▼▼▼

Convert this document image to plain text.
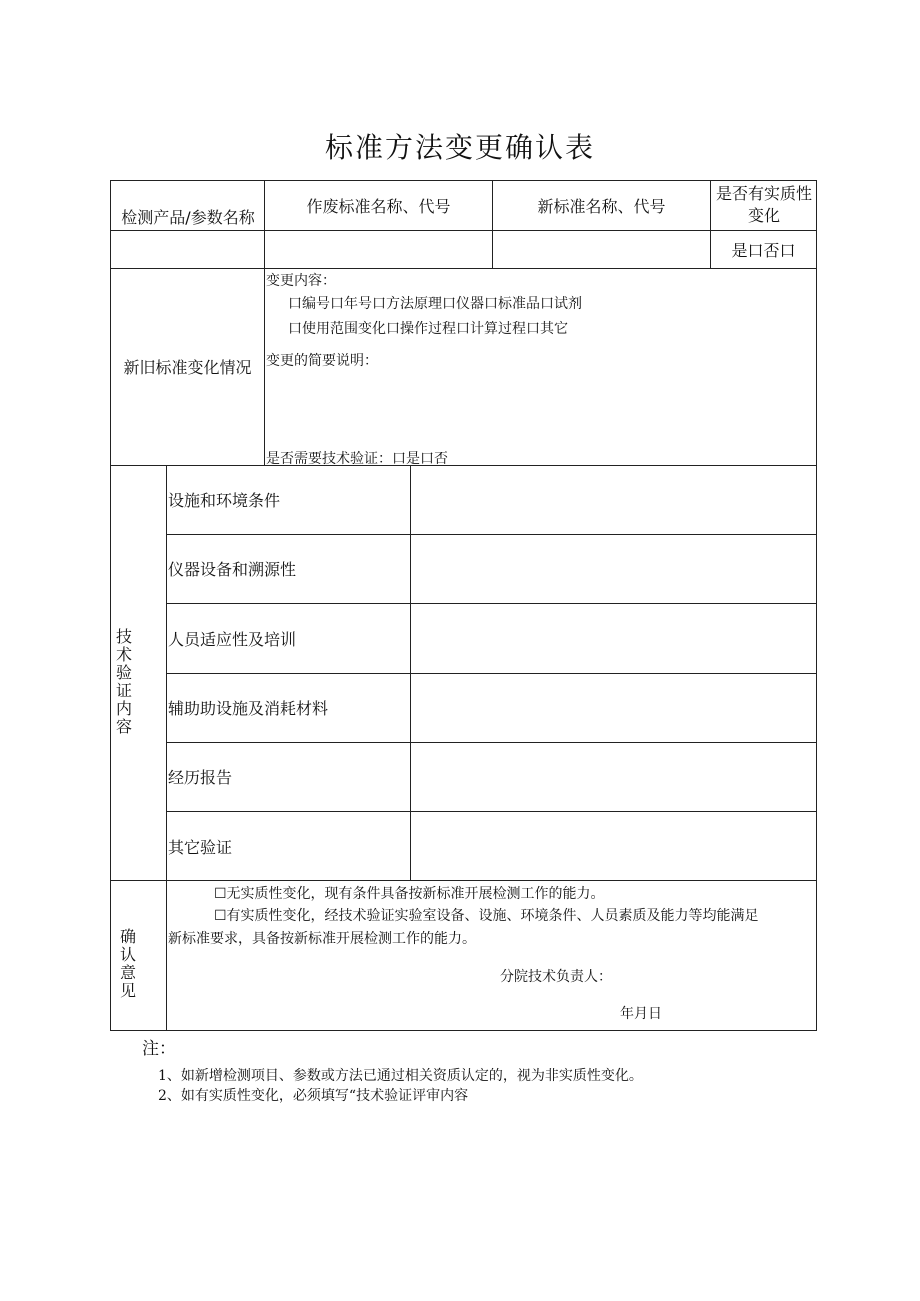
标准方法变更确认表
检测产品/参数名称
作废标准名称、代号	新标准名称、代号
是否有实质性变化
是口否口
新旧标准变化情况
变更内容：
口编号口年号口方法原理口仪器口标准品口试剂
口使用范围变化口操作过程口计算过程口其它
变更的简要说明：
是否需要技术验证：口是口否
技术验证内容
设施和环境条件
仪器设备和溯源性
人员适应性及培训
辅助助设施及消耗材料
经历报告
其它验证
确认意见
☐无实质性变化，现有条件具备按新标准开展检测工作的能力。
☐有实质性变化，经技术验证实验室设备、设施、环境条件、人员素质及能力等均能满足
新标准要求，具备按新标准开展检测工作的能力。
分院技术负责人：
年月日
注：
1、如新增检测项目、参数或方法已通过相关资质认定的，视为非实质性变化。
2、如有实质性变化，必须填写“技术验证评审内容
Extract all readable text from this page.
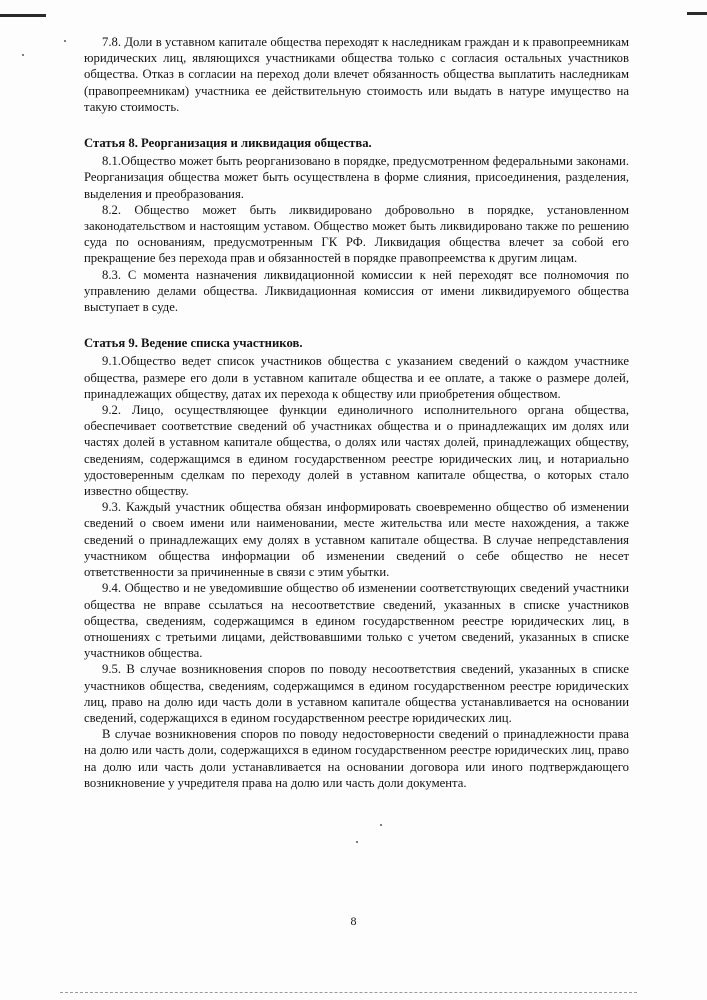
7.8. Доли в уставном капитале общества переходят к наследникам граждан и к правопреемникам юридических лиц, являющихся участниками общества только с согласия остальных участников общества. Отказ в согласии на переход доли влечет обязанность общества выплатить наследникам (правопреемникам) участника ее действительную стоимость или выдать в натуре имущество на такую стоимость.

Статья 8. Реорганизация и ликвидация общества.

8.1.Общество может быть реорганизовано в порядке, предусмотренном федеральными законами. Реорганизация общества может быть осуществлена в форме слияния, присоединения, разделения, выделения и преобразования.

8.2. Общество может быть ликвидировано добровольно в порядке, установленном законодательством и настоящим уставом. Общество может быть ликвидировано также по решению суда по основаниям, предусмотренным ГК РФ. Ликвидация общества влечет за собой его прекращение без перехода прав и обязанностей в порядке правопреемства к другим лицам.

8.3. С момента назначения ликвидационной комиссии к ней переходят все полномочия по управлению делами общества. Ликвидационная комиссия от имени ликвидируемого общества выступает в суде.

Статья 9. Ведение списка участников.

9.1.Общество ведет список участников общества с указанием сведений о каждом участнике общества, размере его доли в уставном капитале общества и ее оплате, а также о размере долей, принадлежащих обществу, датах их перехода к обществу или приобретения обществом.

9.2. Лицо, осуществляющее функции единоличного исполнительного органа общества, обеспечивает соответствие сведений об участниках общества и о принадлежащих им долях или частях долей в уставном капитале общества, о долях или частях долей, принадлежащих обществу, сведениям, содержащимся в едином государственном реестре юридических лиц, и нотариально удостоверенным сделкам по переходу долей в уставном капитале общества, о которых стало известно обществу.

9.3. Каждый участник общества обязан информировать своевременно общество об изменении сведений о своем имени или наименовании, месте жительства или месте нахождения, а также сведений о принадлежащих ему долях в уставном капитале общества. В случае непредставления участником общества информации об изменении сведений о себе общество не несет ответственности за причиненные в связи с этим убытки.

9.4. Общество и не уведомившие общество об изменении соответствующих сведений участники общества не вправе ссылаться на несоответствие сведений, указанных в списке участников общества, сведениям, содержащимся в едином государственном реестре юридических лиц, в отношениях с третьими лицами, действовавшими только с учетом сведений, указанных в списке участников общества.

9.5. В случае возникновения споров по поводу несоответствия сведений, указанных в списке участников общества, сведениям, содержащимся в едином государственном реестре юридических лиц, право на долю иди часть доли в уставном капитале общества устанавливается на основании сведений, содержащихся в едином государственном реестре юридических лиц.

В случае возникновения споров по поводу недостоверности сведений о принадлежности права на долю или часть доли, содержащихся в едином государственном реестре юридических лиц, право на долю или часть доли устанавливается на основании договора или иного подтверждающего возникновение у учредителя права на долю или часть доли документа.

8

▲▲▲

_Short exercise_:
Every line of the data above should be quoted exactly. Omit the pictures.

_The result_:
Convert this document image to plain text.
标准方法变更确认表
检测产品/参数名称
作废标准名称、代号	新标准名称、代号
是否有实质性变化
是口否口
新旧标准变化情况
变更内容：
口编号口年号口方法原理口仪器口标准品口试剂
口使用范围变化口操作过程口计算过程口其它
变更的简要说明：
是否需要技术验证：口是口否
技术验证内容
设施和环境条件
仪器设备和溯源性
人员适应性及培训
辅助助设施及消耗材料
经历报告
其它验证
确认意见
☐无实质性变化，现有条件具备按新标准开展检测工作的能力。
☐有实质性变化，经技术验证实验室设备、设施、环境条件、人员素质及能力等均能满足
新标准要求，具备按新标准开展检测工作的能力。
分院技术负责人：
年月日
注：
1、如新增检测项目、参数或方法已通过相关资质认定的，视为非实质性变化。
2、如有实质性变化，必须填写“技术验证评审内容
Extract all readable text from this page.
7.8. Доли в уставном капитале общества переходят к наследникам граждан и к правопреемникам юридических лиц, являющихся участниками общества только с согласия остальных участников общества. Отказ в согласии на переход доли влечет обязанность общества выплатить наследникам (правопреемникам) участника ее действительную стоимость или выдать в натуре имущество на такую стоимость.

Статья 8. Реорганизация и ликвидация общества.

8.1.Общество может быть реорганизовано в порядке, предусмотренном федеральными законами. Реорганизация общества может быть осуществлена в форме слияния, присоединения, разделения, выделения и преобразования.

8.2. Общество может быть ликвидировано добровольно в порядке, установленном законодательством и настоящим уставом. Общество может быть ликвидировано также по решению суда по основаниям, предусмотренным ГК РФ. Ликвидация общества влечет за собой его прекращение без перехода прав и обязанностей в порядке правопреемства к другим лицам.

8.3. С момента назначения ликвидационной комиссии к ней переходят все полномочия по управлению делами общества. Ликвидационная комиссия от имени ликвидируемого общества выступает в суде.

Статья 9. Ведение списка участников.

9.1.Общество ведет список участников общества с указанием сведений о каждом участнике общества, размере его доли в уставном капитале общества и ее оплате, а также о размере долей, принадлежащих обществу, датах их перехода к обществу или приобретения обществом.

9.2. Лицо, осуществляющее функции единоличного исполнительного органа общества, обеспечивает соответствие сведений об участниках общества и о принадлежащих им долях или частях долей в уставном капитале общества, о долях или частях долей, принадлежащих обществу, сведениям, содержащимся в едином государственном реестре юридических лиц, и нотариально удостоверенным сделкам по переходу долей в уставном капитале общества, о которых стало известно обществу.

9.3. Каждый участник общества обязан информировать своевременно общество об изменении сведений о своем имени или наименовании, месте жительства или месте нахождения, а также сведений о принадлежащих ему долях в уставном капитале общества. В случае непредставления участником общества информации об изменении сведений о себе общество не несет ответственности за причиненные в связи с этим убытки.

9.4. Общество и не уведомившие общество об изменении соответствующих сведений участники общества не вправе ссылаться на несоответствие сведений, указанных в списке участников общества, сведениям, содержащимся в едином государственном реестре юридических лиц, в отношениях с третьими лицами, действовавшими только с учетом сведений, указанных в списке участников общества.

9.5. В случае возникновения споров по поводу несоответствия сведений, указанных в списке участников общества, сведениям, содержащимся в едином государственном реестре юридических лиц, право на долю иди часть доли в уставном капитале общества устанавливается на основании сведений, содержащихся в едином государственном реестре юридических лиц.

В случае возникновения споров по поводу недостоверности сведений о принадлежности права на долю или часть доли, содержащихся в едином государственном реестре юридических лиц, право на долю или часть доли устанавливается на основании договора или иного подтверждающего возникновение у учредителя права на долю или часть доли документа.

8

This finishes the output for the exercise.